--- START OF Dataset extract ---

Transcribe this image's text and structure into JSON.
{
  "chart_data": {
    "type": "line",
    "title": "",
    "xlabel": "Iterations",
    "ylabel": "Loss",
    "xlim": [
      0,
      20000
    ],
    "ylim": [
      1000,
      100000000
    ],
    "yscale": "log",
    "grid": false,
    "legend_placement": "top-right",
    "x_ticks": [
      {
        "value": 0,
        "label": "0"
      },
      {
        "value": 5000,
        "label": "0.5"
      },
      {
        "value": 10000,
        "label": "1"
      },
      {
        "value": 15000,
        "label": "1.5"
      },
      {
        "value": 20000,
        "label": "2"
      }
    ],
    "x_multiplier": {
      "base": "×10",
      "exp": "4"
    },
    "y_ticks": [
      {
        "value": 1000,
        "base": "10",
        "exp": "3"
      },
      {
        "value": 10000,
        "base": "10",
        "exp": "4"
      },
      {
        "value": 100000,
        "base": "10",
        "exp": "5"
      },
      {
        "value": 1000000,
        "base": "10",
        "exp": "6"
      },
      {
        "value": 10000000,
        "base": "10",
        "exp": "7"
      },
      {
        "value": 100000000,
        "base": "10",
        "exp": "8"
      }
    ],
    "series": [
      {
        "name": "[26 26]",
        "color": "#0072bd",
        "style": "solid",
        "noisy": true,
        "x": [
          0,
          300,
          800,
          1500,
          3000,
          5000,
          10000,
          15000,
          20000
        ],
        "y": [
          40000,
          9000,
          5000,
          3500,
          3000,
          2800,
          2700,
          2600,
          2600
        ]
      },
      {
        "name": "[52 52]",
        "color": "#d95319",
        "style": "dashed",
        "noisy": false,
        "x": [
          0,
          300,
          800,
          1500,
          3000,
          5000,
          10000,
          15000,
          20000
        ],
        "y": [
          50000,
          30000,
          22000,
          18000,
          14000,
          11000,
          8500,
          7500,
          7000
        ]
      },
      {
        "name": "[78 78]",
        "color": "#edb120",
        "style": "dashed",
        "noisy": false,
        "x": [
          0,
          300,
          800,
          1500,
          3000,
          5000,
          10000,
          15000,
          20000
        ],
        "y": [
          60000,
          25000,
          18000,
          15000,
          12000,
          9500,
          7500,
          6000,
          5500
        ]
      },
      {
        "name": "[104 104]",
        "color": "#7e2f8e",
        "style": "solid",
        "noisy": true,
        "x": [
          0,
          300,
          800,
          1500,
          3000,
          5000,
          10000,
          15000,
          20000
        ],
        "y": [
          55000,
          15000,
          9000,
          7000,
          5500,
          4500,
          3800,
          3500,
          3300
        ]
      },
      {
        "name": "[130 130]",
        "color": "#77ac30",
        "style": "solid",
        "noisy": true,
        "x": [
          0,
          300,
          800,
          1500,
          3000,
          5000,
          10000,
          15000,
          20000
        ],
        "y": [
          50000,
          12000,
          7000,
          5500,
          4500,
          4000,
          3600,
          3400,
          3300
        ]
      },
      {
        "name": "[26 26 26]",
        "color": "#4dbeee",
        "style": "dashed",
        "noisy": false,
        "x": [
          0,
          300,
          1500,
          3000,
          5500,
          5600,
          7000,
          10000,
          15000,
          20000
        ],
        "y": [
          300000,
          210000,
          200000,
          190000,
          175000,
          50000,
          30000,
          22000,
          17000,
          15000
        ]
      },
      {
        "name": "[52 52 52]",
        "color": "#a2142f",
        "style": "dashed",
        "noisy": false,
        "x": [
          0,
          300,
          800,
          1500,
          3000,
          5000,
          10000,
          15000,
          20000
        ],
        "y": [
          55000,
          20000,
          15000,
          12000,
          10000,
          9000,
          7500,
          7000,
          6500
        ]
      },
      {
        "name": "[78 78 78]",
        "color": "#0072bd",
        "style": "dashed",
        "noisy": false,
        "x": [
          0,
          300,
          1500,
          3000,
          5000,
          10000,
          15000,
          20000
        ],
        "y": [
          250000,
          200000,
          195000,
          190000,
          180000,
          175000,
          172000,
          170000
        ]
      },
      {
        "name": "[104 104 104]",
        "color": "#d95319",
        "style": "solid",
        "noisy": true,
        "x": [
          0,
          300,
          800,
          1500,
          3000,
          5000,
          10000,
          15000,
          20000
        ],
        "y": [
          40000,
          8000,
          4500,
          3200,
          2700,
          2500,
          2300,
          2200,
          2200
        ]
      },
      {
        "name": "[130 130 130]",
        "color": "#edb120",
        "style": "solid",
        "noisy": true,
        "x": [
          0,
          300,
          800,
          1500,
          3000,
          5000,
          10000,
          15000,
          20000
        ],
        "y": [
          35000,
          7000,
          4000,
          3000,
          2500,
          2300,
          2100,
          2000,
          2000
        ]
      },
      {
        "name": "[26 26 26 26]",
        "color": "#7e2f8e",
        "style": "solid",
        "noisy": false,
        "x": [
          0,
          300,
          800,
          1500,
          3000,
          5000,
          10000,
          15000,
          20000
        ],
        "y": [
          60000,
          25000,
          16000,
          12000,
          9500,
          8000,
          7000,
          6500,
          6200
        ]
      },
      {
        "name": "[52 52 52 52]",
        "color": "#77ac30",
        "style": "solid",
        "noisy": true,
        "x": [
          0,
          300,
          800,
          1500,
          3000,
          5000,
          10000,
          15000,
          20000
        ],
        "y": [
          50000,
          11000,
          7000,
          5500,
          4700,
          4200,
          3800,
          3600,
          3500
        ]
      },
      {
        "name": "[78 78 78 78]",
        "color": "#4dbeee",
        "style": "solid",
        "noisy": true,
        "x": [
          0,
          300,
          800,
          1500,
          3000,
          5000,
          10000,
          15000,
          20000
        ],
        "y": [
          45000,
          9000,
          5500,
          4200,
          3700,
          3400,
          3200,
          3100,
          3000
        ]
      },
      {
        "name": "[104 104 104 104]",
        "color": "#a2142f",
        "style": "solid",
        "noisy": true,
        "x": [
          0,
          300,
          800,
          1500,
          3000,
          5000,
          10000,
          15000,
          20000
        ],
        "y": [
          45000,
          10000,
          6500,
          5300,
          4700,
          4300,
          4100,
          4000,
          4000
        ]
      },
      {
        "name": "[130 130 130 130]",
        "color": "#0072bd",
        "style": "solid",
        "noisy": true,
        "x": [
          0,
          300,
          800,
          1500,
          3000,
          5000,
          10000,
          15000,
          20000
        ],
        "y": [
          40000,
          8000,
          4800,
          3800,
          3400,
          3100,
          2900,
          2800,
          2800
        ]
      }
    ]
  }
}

--- END OF Dataset extract ---

Short task:
Each line of the listing should be echoed back exactly.

Result for this exercise:
Transcribe this image's text and structure into JSON.
{
  "chart_data": {
    "type": "line",
    "title": "",
    "xlabel": "Iterations",
    "ylabel": "Loss",
    "xlim": [
      0,
      20000
    ],
    "ylim": [
      1000,
      100000000
    ],
    "yscale": "log",
    "grid": false,
    "legend_placement": "top-right",
    "x_ticks": [
      {
        "value": 0,
        "label": "0"
      },
      {
        "value": 5000,
        "label": "0.5"
      },
      {
        "value": 10000,
        "label": "1"
      },
      {
        "value": 15000,
        "label": "1.5"
      },
      {
        "value": 20000,
        "label": "2"
      }
    ],
    "x_multiplier": {
      "base": "×10",
      "exp": "4"
    },
    "y_ticks": [
      {
        "value": 1000,
        "base": "10",
        "exp": "3"
      },
      {
        "value": 10000,
        "base": "10",
        "exp": "4"
      },
      {
        "value": 100000,
        "base": "10",
        "exp": "5"
      },
      {
        "value": 1000000,
        "base": "10",
        "exp": "6"
      },
      {
        "value": 10000000,
        "base": "10",
        "exp": "7"
      },
      {
        "value": 100000000,
        "base": "10",
        "exp": "8"
      }
    ],
    "series": [
      {
        "name": "[26 26]",
        "color": "#0072bd",
        "style": "solid",
        "noisy": true,
        "x": [
          0,
          300,
          800,
          1500,
          3000,
          5000,
          10000,
          15000,
          20000
        ],
        "y": [
          40000,
          9000,
          5000,
          3500,
          3000,
          2800,
          2700,
          2600,
          2600
        ]
      },
      {
        "name": "[52 52]",
        "color": "#d95319",
        "style": "dashed",
        "noisy": false,
        "x": [
          0,
          300,
          800,
          1500,
          3000,
          5000,
          10000,
          15000,
          20000
        ],
        "y": [
          50000,
          30000,
          22000,
          18000,
          14000,
          11000,
          8500,
          7500,
          7000
        ]
      },
      {
        "name": "[78 78]",
        "color": "#edb120",
        "style": "dashed",
        "noisy": false,
        "x": [
          0,
          300,
          800,
          1500,
          3000,
          5000,
          10000,
          15000,
          20000
        ],
        "y": [
          60000,
          25000,
          18000,
          15000,
          12000,
          9500,
          7500,
          6000,
          5500
        ]
      },
      {
        "name": "[104 104]",
        "color": "#7e2f8e",
        "style": "solid",
        "noisy": true,
        "x": [
          0,
          300,
          800,
          1500,
          3000,
          5000,
          10000,
          15000,
          20000
        ],
        "y": [
          55000,
          15000,
          9000,
          7000,
          5500,
          4500,
          3800,
          3500,
          3300
        ]
      },
      {
        "name": "[130 130]",
        "color": "#77ac30",
        "style": "solid",
        "noisy": true,
        "x": [
          0,
          300,
          800,
          1500,
          3000,
          5000,
          10000,
          15000,
          20000
        ],
        "y": [
          50000,
          12000,
          7000,
          5500,
          4500,
          4000,
          3600,
          3400,
          3300
        ]
      },
      {
        "name": "[26 26 26]",
        "color": "#4dbeee",
        "style": "dashed",
        "noisy": false,
        "x": [
          0,
          300,
          1500,
          3000,
          5500,
          5600,
          7000,
          10000,
          15000,
          20000
        ],
        "y": [
          300000,
          210000,
          200000,
          190000,
          175000,
          50000,
          30000,
          22000,
          17000,
          15000
        ]
      },
      {
        "name": "[52 52 52]",
        "color": "#a2142f",
        "style": "dashed",
        "noisy": false,
        "x": [
          0,
          300,
          800,
          1500,
          3000,
          5000,
          10000,
          15000,
          20000
        ],
        "y": [
          55000,
          20000,
          15000,
          12000,
          10000,
          9000,
          7500,
          7000,
          6500
        ]
      },
      {
        "name": "[78 78 78]",
        "color": "#0072bd",
        "style": "dashed",
        "noisy": false,
        "x": [
          0,
          300,
          1500,
          3000,
          5000,
          10000,
          15000,
          20000
        ],
        "y": [
          250000,
          200000,
          195000,
          190000,
          180000,
          175000,
          172000,
          170000
        ]
      },
      {
        "name": "[104 104 104]",
        "color": "#d95319",
        "style": "solid",
        "noisy": true,
        "x": [
          0,
          300,
          800,
          1500,
          3000,
          5000,
          10000,
          15000,
          20000
        ],
        "y": [
          40000,
          8000,
          4500,
          3200,
          2700,
          2500,
          2300,
          2200,
          2200
        ]
      },
      {
        "name": "[130 130 130]",
        "color": "#edb120",
        "style": "solid",
        "noisy": true,
        "x": [
          0,
          300,
          800,
          1500,
          3000,
          5000,
          10000,
          15000,
          20000
        ],
        "y": [
          35000,
          7000,
          4000,
          3000,
          2500,
          2300,
          2100,
          2000,
          2000
        ]
      },
      {
        "name": "[26 26 26 26]",
        "color": "#7e2f8e",
        "style": "solid",
        "noisy": false,
        "x": [
          0,
          300,
          800,
          1500,
          3000,
          5000,
          10000,
          15000,
          20000
        ],
        "y": [
          60000,
          25000,
          16000,
          12000,
          9500,
          8000,
          7000,
          6500,
          6200
        ]
      },
      {
        "name": "[52 52 52 52]",
        "color": "#77ac30",
        "style": "solid",
        "noisy": true,
        "x": [
          0,
          300,
          800,
          1500,
          3000,
          5000,
          10000,
          15000,
          20000
        ],
        "y": [
          50000,
          11000,
          7000,
          5500,
          4700,
          4200,
          3800,
          3600,
          3500
        ]
      },
      {
        "name": "[78 78 78 78]",
        "color": "#4dbeee",
        "style": "solid",
        "noisy": true,
        "x": [
          0,
          300,
          800,
          1500,
          3000,
          5000,
          10000,
          15000,
          20000
        ],
        "y": [
          45000,
          9000,
          5500,
          4200,
          3700,
          3400,
          3200,
          3100,
          3000
        ]
      },
      {
        "name": "[104 104 104 104]",
        "color": "#a2142f",
        "style": "solid",
        "noisy": true,
        "x": [
          0,
          300,
          800,
          1500,
          3000,
          5000,
          10000,
          15000,
          20000
        ],
        "y": [
          45000,
          10000,
          6500,
          5300,
          4700,
          4300,
          4100,
          4000,
          4000
        ]
      },
      {
        "name": "[130 130 130 130]",
        "color": "#0072bd",
        "style": "solid",
        "noisy": true,
        "x": [
          0,
          300,
          800,
          1500,
          3000,
          5000,
          10000,
          15000,
          20000
        ],
        "y": [
          40000,
          8000,
          4800,
          3800,
          3400,
          3100,
          2900,
          2800,
          2800
        ]
      }
    ]
  }
}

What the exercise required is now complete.